** Start MATERIALS PROVIDED **
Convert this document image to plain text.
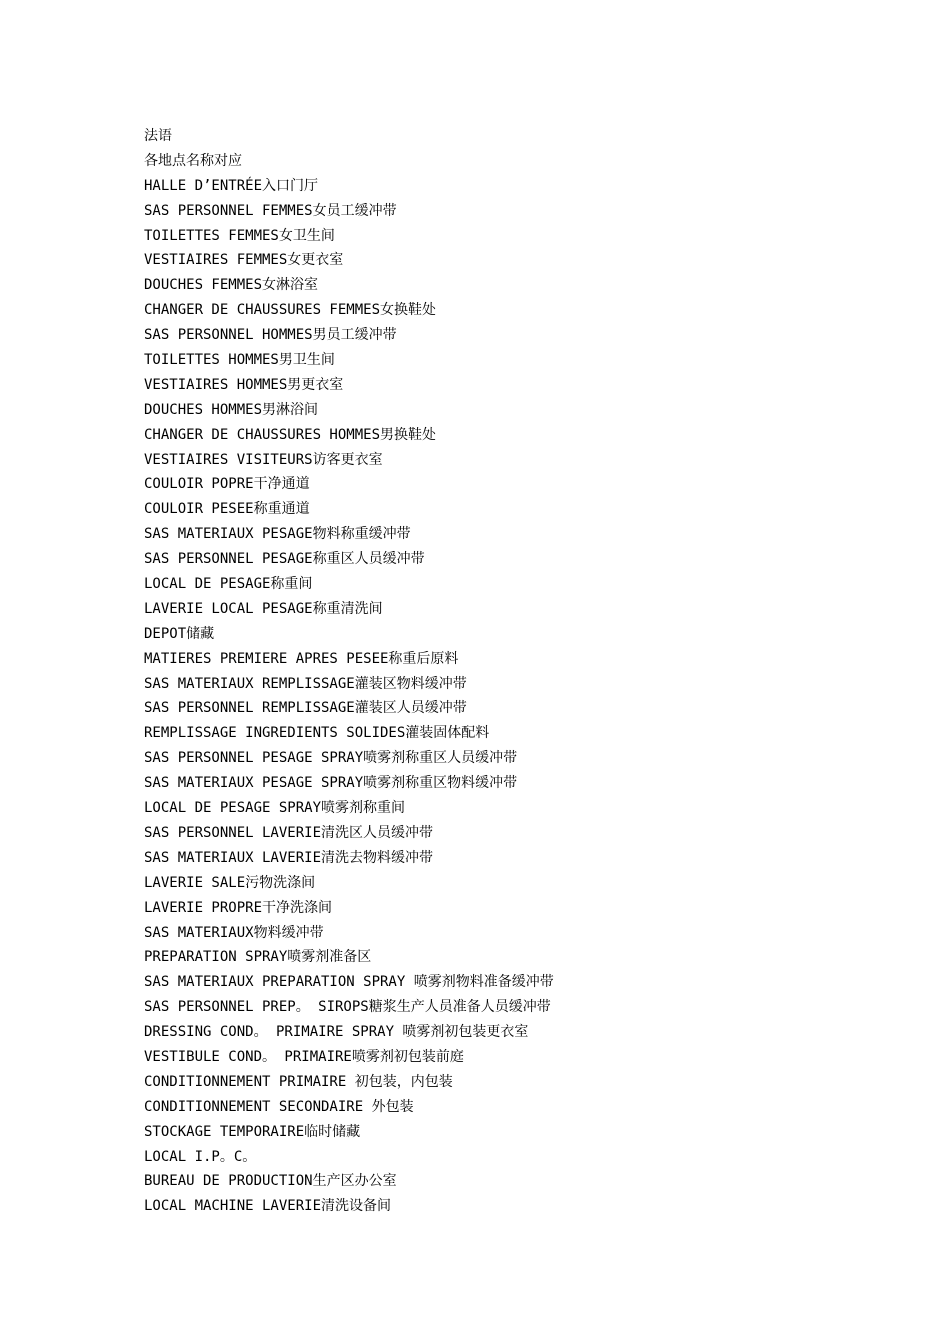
法语
各地点名称对应
HALLE D’ENTRÉE入口门厅
SAS PERSONNEL FEMMES女员工缓冲带
TOILETTES FEMMES女卫生间
VESTIAIRES FEMMES女更衣室
DOUCHES FEMMES女淋浴室
CHANGER DE CHAUSSURES FEMMES女换鞋处
SAS PERSONNEL HOMMES男员工缓冲带
TOILETTES HOMMES男卫生间
VESTIAIRES HOMMES男更衣室
DOUCHES HOMMES男淋浴间
CHANGER DE CHAUSSURES HOMMES男换鞋处
VESTIAIRES VISITEURS访客更衣室
COULOIR POPRE干净通道
COULOIR PESEE称重通道
SAS MATERIAUX PESAGE物料称重缓冲带
SAS PERSONNEL PESAGE称重区人员缓冲带
LOCAL DE PESAGE称重间
LAVERIE LOCAL PESAGE称重清洗间
DEPOT储藏
MATIERES PREMIERE APRES PESEE称重后原料
SAS MATERIAUX REMPLISSAGE灌装区物料缓冲带
SAS PERSONNEL REMPLISSAGE灌装区人员缓冲带
REMPLISSAGE INGREDIENTS SOLIDES灌装固体配料
SAS PERSONNEL PESAGE SPRAY喷雾剂称重区人员缓冲带
SAS MATERIAUX PESAGE SPRAY喷雾剂称重区物料缓冲带
LOCAL DE PESAGE SPRAY喷雾剂称重间
SAS PERSONNEL LAVERIE清洗区人员缓冲带
SAS MATERIAUX LAVERIE清洗去物料缓冲带
LAVERIE SALE污物洗涤间
LAVERIE PROPRE干净洗涤间
SAS MATERIAUX物料缓冲带
PREPARATION SPRAY喷雾剂准备区
SAS MATERIAUX PREPARATION SPRAY 喷雾剂物料准备缓冲带
SAS PERSONNEL PREP。 SIROPS糖浆生产人员准备人员缓冲带
DRESSING COND。 PRIMAIRE SPRAY 喷雾剂初包装更衣室
VESTIBULE COND。 PRIMAIRE喷雾剂初包装前庭
CONDITIONNEMENT PRIMAIRE 初包装，内包装
CONDITIONNEMENT SECONDAIRE 外包装
STOCKAGE TEMPORAIRE临时储藏
LOCAL I.P。C。
BUREAU DE PRODUCTION生产区办公室
LOCAL MACHINE LAVERIE清洗设备间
** End MATERIALS PROVIDED **
## WHAT THE EXERCISE ASKS
Copy the data word for word. Pictures do not go in the copy.

## THE COMPLETED TASK
Convert this document image to plain text.
法语
各地点名称对应
HALLE D’ENTRÉE入口门厅
SAS PERSONNEL FEMMES女员工缓冲带
TOILETTES FEMMES女卫生间
VESTIAIRES FEMMES女更衣室
DOUCHES FEMMES女淋浴室
CHANGER DE CHAUSSURES FEMMES女换鞋处
SAS PERSONNEL HOMMES男员工缓冲带
TOILETTES HOMMES男卫生间
VESTIAIRES HOMMES男更衣室
DOUCHES HOMMES男淋浴间
CHANGER DE CHAUSSURES HOMMES男换鞋处
VESTIAIRES VISITEURS访客更衣室
COULOIR POPRE干净通道
COULOIR PESEE称重通道
SAS MATERIAUX PESAGE物料称重缓冲带
SAS PERSONNEL PESAGE称重区人员缓冲带
LOCAL DE PESAGE称重间
LAVERIE LOCAL PESAGE称重清洗间
DEPOT储藏
MATIERES PREMIERE APRES PESEE称重后原料
SAS MATERIAUX REMPLISSAGE灌装区物料缓冲带
SAS PERSONNEL REMPLISSAGE灌装区人员缓冲带
REMPLISSAGE INGREDIENTS SOLIDES灌装固体配料
SAS PERSONNEL PESAGE SPRAY喷雾剂称重区人员缓冲带
SAS MATERIAUX PESAGE SPRAY喷雾剂称重区物料缓冲带
LOCAL DE PESAGE SPRAY喷雾剂称重间
SAS PERSONNEL LAVERIE清洗区人员缓冲带
SAS MATERIAUX LAVERIE清洗去物料缓冲带
LAVERIE SALE污物洗涤间
LAVERIE PROPRE干净洗涤间
SAS MATERIAUX物料缓冲带
PREPARATION SPRAY喷雾剂准备区
SAS MATERIAUX PREPARATION SPRAY 喷雾剂物料准备缓冲带
SAS PERSONNEL PREP。 SIROPS糖浆生产人员准备人员缓冲带
DRESSING COND。 PRIMAIRE SPRAY 喷雾剂初包装更衣室
VESTIBULE COND。 PRIMAIRE喷雾剂初包装前庭
CONDITIONNEMENT PRIMAIRE 初包装，内包装
CONDITIONNEMENT SECONDAIRE 外包装
STOCKAGE TEMPORAIRE临时储藏
LOCAL I.P。C。
BUREAU DE PRODUCTION生产区办公室
LOCAL MACHINE LAVERIE清洗设备间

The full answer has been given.